Determine how many lines include "Speed". Give the number and nothing else.

Data rows:
•••••
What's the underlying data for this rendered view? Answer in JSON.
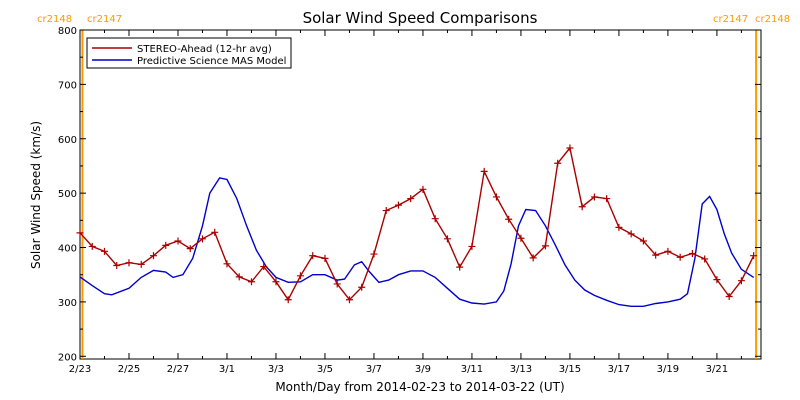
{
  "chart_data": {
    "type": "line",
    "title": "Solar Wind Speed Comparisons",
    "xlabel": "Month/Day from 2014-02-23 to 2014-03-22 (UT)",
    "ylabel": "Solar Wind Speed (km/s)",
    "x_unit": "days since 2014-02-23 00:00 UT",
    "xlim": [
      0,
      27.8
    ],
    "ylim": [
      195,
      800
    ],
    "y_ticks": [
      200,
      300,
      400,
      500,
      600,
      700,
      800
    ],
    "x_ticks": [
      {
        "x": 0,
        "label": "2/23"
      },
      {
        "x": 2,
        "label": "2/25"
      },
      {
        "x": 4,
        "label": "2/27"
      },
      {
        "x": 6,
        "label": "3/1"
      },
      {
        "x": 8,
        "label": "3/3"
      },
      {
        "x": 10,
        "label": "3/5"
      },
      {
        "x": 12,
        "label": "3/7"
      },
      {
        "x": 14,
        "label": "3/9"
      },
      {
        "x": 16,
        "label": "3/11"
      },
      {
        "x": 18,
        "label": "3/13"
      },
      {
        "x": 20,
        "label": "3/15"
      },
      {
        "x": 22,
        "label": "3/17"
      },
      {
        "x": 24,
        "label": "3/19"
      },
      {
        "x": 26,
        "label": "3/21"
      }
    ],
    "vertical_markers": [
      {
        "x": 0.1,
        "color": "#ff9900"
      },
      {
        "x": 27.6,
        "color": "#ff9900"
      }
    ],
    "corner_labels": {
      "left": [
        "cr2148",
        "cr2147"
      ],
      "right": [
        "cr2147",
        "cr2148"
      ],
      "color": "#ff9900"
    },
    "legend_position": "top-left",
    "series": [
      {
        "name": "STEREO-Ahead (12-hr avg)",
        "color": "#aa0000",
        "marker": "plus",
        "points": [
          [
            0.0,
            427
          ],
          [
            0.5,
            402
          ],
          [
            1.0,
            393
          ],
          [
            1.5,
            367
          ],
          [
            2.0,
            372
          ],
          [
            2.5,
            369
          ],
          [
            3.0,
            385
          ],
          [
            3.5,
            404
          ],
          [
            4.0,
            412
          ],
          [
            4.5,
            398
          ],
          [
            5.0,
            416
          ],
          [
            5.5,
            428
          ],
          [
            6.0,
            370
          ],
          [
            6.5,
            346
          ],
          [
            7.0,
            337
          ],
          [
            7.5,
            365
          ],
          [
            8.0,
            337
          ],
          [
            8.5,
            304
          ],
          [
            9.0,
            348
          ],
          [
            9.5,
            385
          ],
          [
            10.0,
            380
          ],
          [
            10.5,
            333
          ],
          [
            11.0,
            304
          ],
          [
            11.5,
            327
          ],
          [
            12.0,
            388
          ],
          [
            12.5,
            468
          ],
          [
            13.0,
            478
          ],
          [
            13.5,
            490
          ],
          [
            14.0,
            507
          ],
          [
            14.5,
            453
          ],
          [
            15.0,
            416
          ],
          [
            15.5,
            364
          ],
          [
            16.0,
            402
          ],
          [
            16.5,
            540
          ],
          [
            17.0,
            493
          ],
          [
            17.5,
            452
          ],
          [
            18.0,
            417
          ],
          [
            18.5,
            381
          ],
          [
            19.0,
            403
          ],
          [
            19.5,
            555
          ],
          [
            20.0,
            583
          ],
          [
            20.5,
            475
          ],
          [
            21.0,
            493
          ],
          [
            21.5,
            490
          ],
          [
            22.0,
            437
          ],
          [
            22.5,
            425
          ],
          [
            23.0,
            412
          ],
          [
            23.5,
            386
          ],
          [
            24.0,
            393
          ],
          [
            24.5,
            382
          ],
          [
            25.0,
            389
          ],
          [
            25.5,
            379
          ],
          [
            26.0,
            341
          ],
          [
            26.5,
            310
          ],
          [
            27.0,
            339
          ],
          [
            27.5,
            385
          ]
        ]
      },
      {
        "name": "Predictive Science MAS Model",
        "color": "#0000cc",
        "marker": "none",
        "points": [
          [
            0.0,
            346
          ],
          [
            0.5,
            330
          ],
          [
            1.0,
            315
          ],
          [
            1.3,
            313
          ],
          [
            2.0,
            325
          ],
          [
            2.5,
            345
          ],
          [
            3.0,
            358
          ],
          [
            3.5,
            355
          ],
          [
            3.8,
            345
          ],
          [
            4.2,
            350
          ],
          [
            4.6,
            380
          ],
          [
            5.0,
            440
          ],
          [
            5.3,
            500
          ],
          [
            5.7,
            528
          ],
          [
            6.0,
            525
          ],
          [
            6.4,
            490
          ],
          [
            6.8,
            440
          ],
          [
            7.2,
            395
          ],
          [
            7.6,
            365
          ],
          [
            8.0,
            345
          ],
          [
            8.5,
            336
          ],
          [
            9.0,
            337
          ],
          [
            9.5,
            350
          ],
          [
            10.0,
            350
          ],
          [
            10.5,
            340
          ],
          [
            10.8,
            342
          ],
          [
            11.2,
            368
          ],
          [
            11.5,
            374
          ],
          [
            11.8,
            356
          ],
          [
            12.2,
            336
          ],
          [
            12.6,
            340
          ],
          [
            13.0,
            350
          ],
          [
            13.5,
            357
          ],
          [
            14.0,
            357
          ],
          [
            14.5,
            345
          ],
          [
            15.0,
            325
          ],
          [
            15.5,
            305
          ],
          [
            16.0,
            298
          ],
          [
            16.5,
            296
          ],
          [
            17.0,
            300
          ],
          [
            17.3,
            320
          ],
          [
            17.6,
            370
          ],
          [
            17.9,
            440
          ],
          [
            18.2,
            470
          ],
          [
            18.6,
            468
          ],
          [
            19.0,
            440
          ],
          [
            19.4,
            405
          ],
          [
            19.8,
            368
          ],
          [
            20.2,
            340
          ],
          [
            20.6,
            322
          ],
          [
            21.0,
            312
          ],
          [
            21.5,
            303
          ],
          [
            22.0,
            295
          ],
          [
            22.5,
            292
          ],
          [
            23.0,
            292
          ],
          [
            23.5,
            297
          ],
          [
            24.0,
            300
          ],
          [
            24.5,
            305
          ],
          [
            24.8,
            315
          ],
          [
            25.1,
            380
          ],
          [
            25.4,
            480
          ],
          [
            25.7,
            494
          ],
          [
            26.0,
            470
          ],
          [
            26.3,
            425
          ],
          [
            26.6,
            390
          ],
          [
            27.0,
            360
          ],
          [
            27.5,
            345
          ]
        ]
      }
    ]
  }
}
•••••
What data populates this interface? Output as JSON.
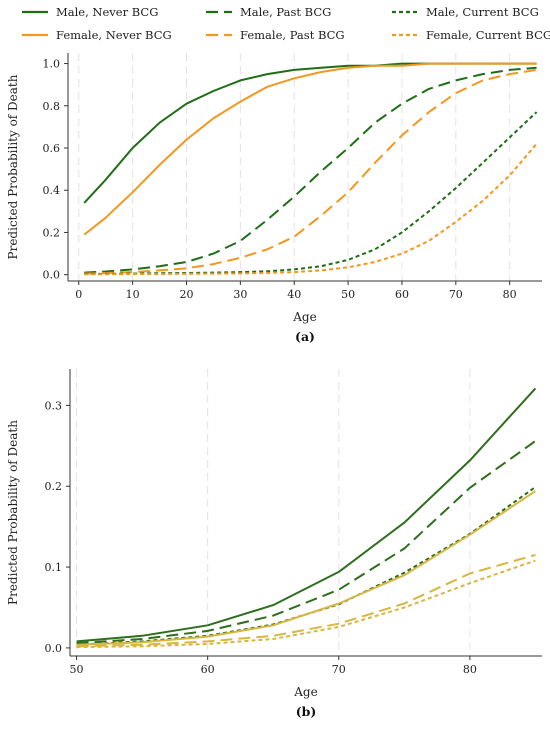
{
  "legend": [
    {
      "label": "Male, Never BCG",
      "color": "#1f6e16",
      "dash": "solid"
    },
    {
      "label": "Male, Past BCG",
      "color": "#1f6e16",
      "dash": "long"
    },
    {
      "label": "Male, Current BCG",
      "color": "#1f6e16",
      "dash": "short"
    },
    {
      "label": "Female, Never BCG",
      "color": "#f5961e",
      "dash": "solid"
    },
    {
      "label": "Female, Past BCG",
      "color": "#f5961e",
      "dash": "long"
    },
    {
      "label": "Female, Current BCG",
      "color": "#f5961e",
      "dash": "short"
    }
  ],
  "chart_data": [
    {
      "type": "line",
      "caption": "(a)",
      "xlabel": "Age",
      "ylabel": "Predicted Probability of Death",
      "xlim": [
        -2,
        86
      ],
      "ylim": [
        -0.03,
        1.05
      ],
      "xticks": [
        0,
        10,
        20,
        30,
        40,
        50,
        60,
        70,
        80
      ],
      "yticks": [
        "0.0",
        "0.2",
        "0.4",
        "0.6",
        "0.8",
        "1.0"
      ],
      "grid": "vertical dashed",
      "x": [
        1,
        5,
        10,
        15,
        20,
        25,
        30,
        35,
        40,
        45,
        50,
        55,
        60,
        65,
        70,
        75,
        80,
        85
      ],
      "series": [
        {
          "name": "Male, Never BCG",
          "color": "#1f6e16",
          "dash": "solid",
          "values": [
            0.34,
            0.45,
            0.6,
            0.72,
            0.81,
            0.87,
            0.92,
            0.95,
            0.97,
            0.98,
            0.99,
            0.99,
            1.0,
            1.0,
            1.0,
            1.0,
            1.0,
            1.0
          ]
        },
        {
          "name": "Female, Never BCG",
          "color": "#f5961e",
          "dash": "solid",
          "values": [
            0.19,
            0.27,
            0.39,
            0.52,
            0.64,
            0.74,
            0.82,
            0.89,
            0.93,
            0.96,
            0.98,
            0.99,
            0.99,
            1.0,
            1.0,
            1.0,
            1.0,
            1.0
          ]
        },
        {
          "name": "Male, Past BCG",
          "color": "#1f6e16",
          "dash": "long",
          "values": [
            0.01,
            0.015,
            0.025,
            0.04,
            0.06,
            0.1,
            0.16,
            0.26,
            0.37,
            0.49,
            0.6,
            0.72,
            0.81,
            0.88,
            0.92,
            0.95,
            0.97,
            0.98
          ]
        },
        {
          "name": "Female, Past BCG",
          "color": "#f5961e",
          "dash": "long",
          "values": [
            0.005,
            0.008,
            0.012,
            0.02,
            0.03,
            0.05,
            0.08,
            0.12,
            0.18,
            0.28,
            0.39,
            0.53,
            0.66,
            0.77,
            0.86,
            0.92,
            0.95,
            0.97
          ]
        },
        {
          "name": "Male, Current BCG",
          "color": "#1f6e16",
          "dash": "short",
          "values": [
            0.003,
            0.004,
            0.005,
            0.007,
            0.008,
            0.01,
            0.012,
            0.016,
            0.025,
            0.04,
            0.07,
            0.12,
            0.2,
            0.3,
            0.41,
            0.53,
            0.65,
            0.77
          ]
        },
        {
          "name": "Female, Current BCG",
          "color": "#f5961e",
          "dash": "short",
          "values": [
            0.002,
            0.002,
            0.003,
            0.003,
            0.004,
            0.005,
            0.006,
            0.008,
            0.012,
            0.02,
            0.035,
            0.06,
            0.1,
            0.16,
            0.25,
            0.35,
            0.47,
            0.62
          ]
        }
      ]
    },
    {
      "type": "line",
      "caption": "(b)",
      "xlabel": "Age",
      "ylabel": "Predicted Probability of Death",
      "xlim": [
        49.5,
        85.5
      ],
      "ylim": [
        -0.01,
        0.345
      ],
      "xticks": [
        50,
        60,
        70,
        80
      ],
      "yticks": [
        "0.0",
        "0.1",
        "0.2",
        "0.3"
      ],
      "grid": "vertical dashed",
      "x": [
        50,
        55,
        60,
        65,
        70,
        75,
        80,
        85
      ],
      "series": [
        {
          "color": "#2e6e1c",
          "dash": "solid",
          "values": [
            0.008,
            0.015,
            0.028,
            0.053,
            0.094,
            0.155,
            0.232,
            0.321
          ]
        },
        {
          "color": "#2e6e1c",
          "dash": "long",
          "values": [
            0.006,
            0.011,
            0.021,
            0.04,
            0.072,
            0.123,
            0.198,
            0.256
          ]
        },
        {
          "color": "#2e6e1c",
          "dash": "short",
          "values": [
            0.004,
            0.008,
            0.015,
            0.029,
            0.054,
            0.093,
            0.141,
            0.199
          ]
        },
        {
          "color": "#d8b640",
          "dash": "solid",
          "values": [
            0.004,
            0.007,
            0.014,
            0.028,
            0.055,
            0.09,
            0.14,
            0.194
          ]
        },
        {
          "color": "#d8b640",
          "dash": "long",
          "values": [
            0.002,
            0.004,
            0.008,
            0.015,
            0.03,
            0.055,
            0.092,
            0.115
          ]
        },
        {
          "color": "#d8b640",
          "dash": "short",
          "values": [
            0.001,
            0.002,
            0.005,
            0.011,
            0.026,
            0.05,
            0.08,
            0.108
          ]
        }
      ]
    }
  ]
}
•••••
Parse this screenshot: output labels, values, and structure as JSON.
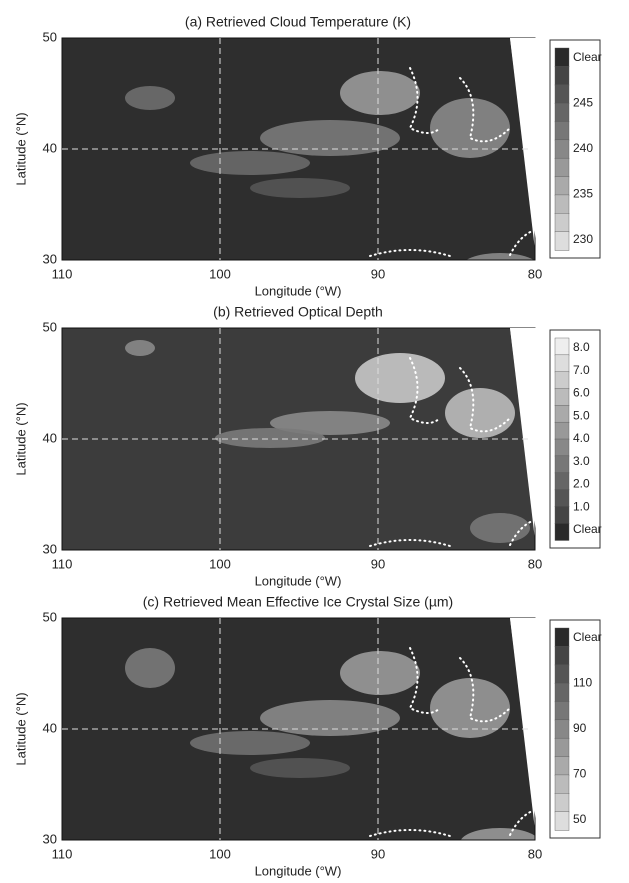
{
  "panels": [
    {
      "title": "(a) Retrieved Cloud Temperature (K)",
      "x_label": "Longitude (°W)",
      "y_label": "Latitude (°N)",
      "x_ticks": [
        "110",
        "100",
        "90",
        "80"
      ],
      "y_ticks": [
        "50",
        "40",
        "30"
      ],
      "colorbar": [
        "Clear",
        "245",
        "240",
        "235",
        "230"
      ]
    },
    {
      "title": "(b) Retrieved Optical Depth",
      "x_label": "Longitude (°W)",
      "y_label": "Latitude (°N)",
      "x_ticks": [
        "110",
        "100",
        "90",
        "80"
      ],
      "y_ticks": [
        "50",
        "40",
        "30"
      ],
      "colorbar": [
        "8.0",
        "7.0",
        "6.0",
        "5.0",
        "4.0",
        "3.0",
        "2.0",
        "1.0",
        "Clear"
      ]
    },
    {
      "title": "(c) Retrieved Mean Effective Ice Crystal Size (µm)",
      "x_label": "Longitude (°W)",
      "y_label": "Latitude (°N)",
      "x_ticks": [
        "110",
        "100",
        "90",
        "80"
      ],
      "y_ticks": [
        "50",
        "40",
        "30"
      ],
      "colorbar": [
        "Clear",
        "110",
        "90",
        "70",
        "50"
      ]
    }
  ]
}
•••••
Answer to this problem:
2